begin Dataset content

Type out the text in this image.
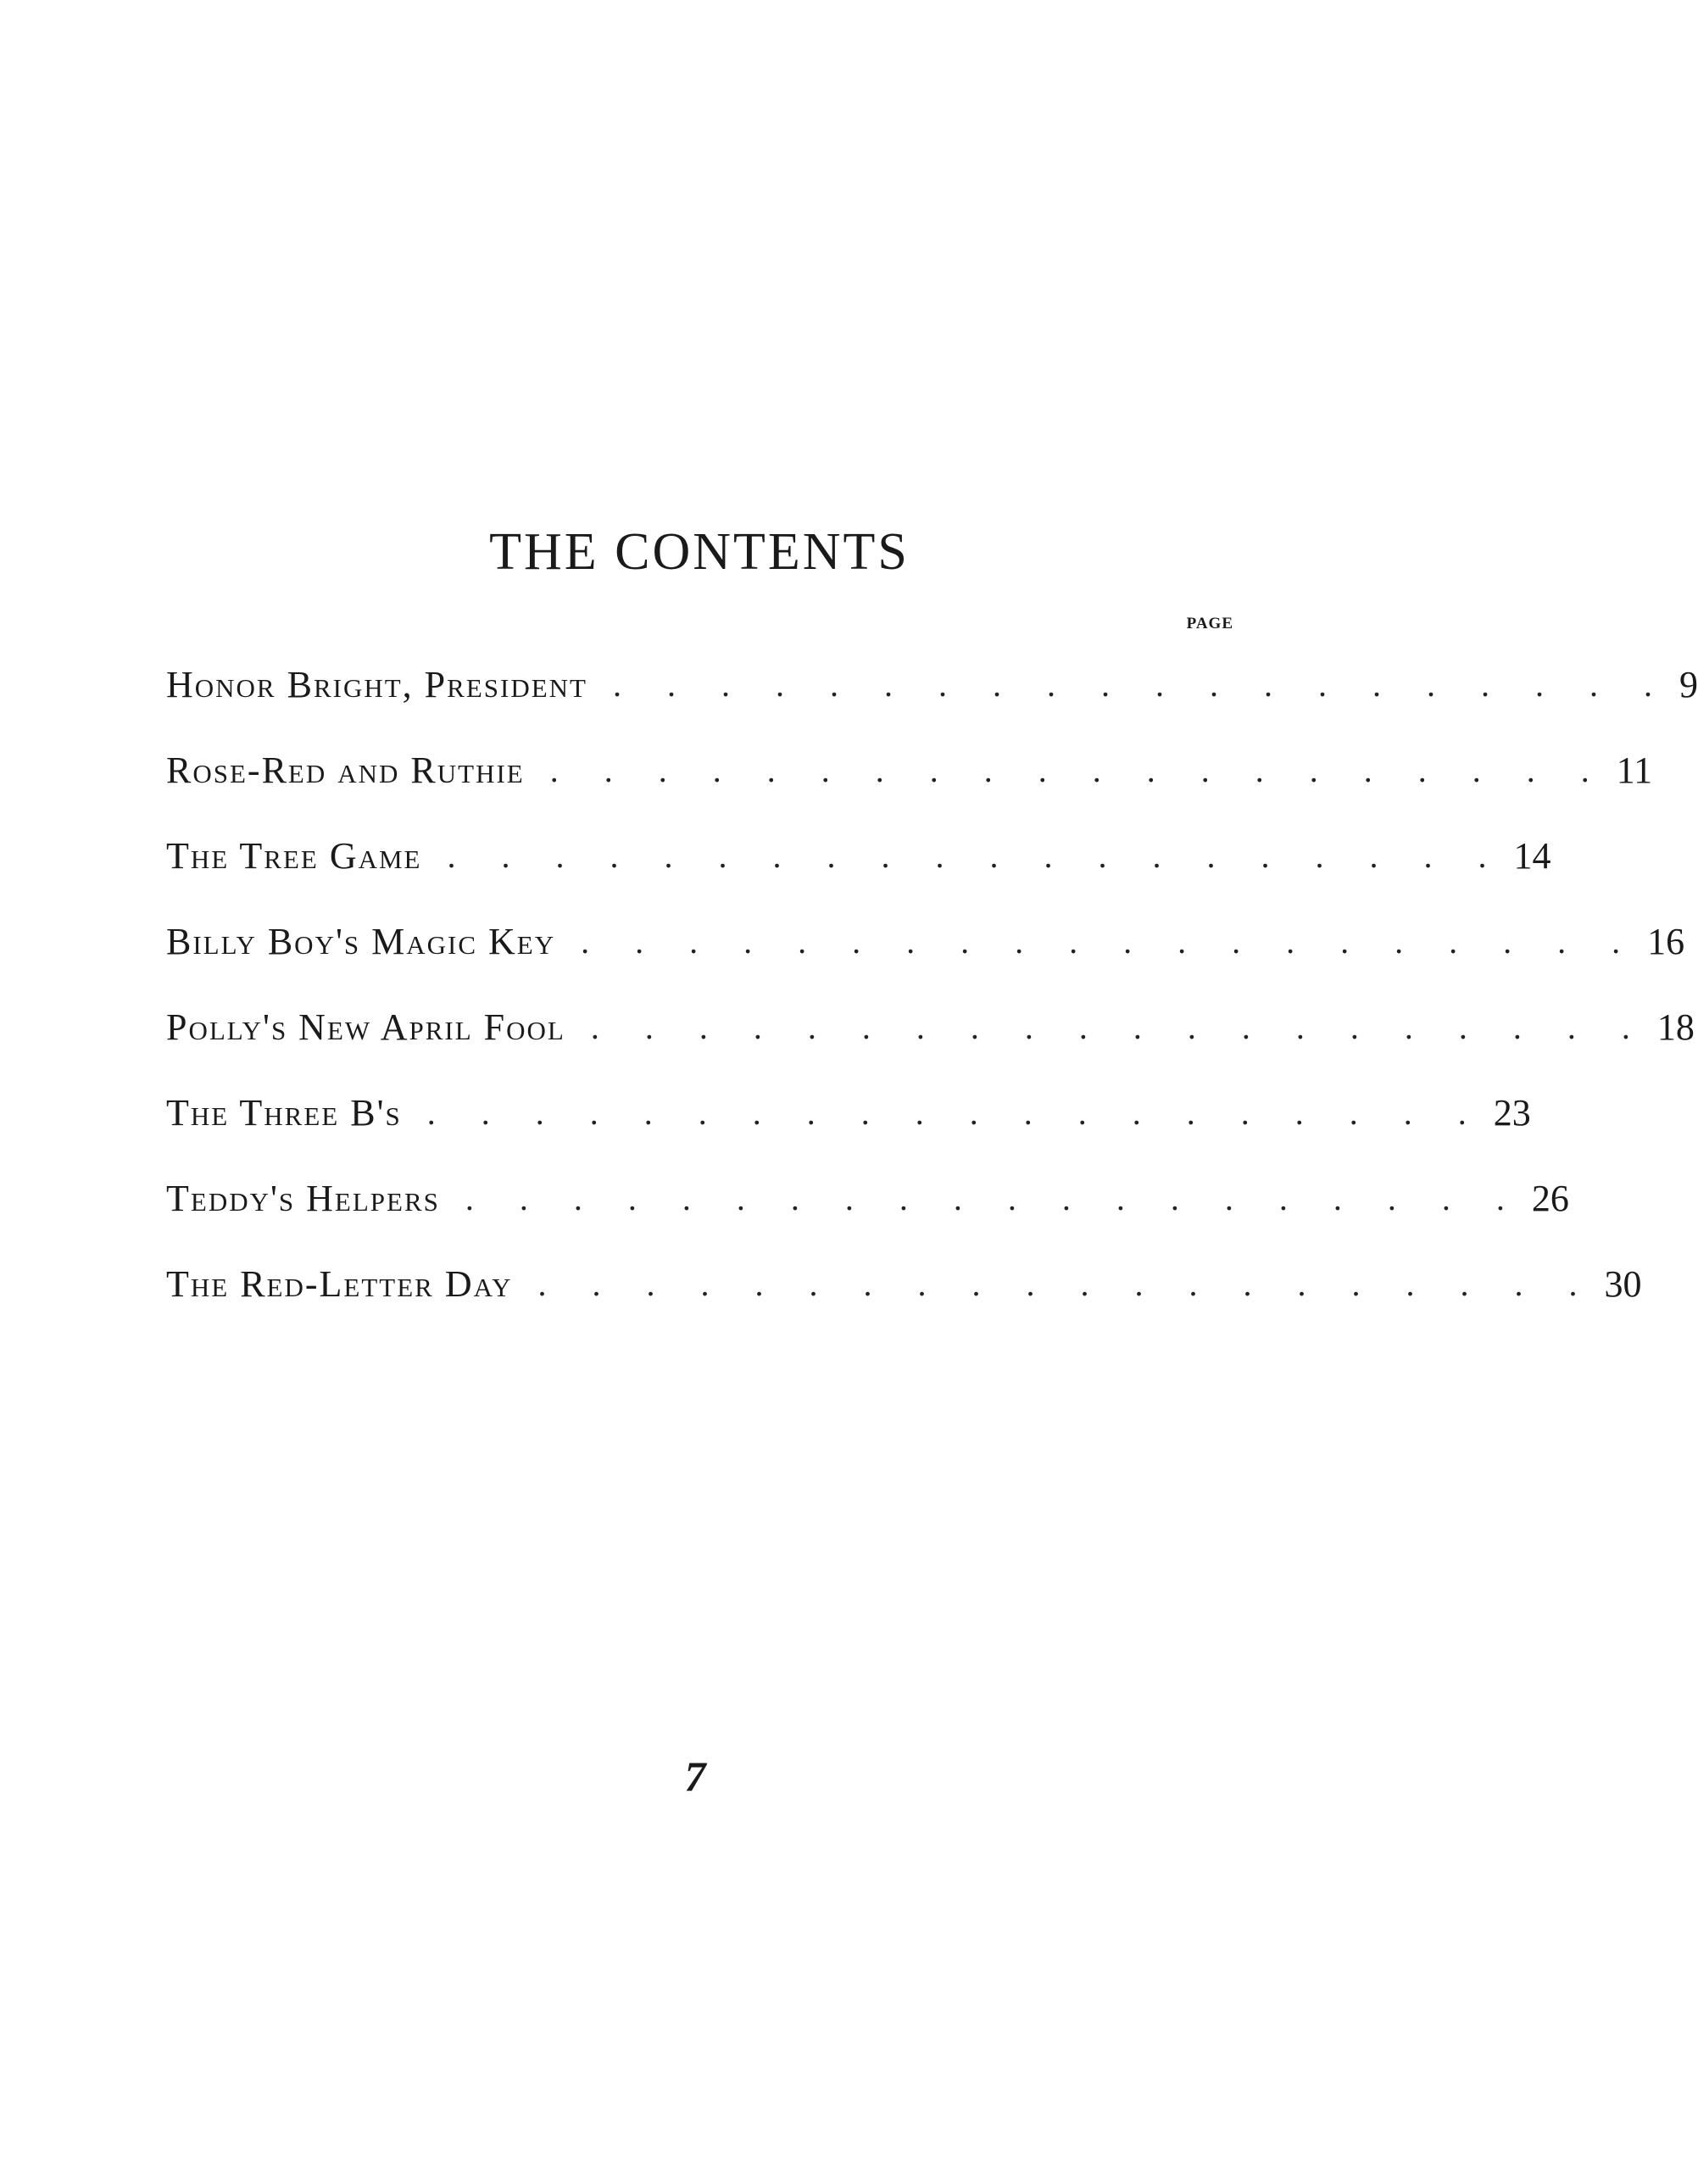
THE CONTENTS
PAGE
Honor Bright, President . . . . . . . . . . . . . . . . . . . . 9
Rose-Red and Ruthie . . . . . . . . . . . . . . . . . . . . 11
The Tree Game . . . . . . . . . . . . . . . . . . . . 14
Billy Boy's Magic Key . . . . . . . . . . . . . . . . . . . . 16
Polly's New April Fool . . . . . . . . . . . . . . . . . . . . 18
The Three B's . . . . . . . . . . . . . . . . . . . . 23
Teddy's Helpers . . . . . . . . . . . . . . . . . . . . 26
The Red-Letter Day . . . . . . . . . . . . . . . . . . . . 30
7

end Dataset content

[What the task asks] Each line of the data should be quoted exactly, with pictures left out.

[Result]
Type out the text in this image.
THE CONTENTS
PAGE
Honor Bright, President . . . . . . . . . . . . . . . . . . . . 9
Rose-Red and Ruthie . . . . . . . . . . . . . . . . . . . . 11
The Tree Game . . . . . . . . . . . . . . . . . . . . 14
Billy Boy's Magic Key . . . . . . . . . . . . . . . . . . . . 16
Polly's New April Fool . . . . . . . . . . . . . . . . . . . . 18
The Three B's . . . . . . . . . . . . . . . . . . . . 23
Teddy's Helpers . . . . . . . . . . . . . . . . . . . . 26
The Red-Letter Day . . . . . . . . . . . . . . . . . . . . 30
7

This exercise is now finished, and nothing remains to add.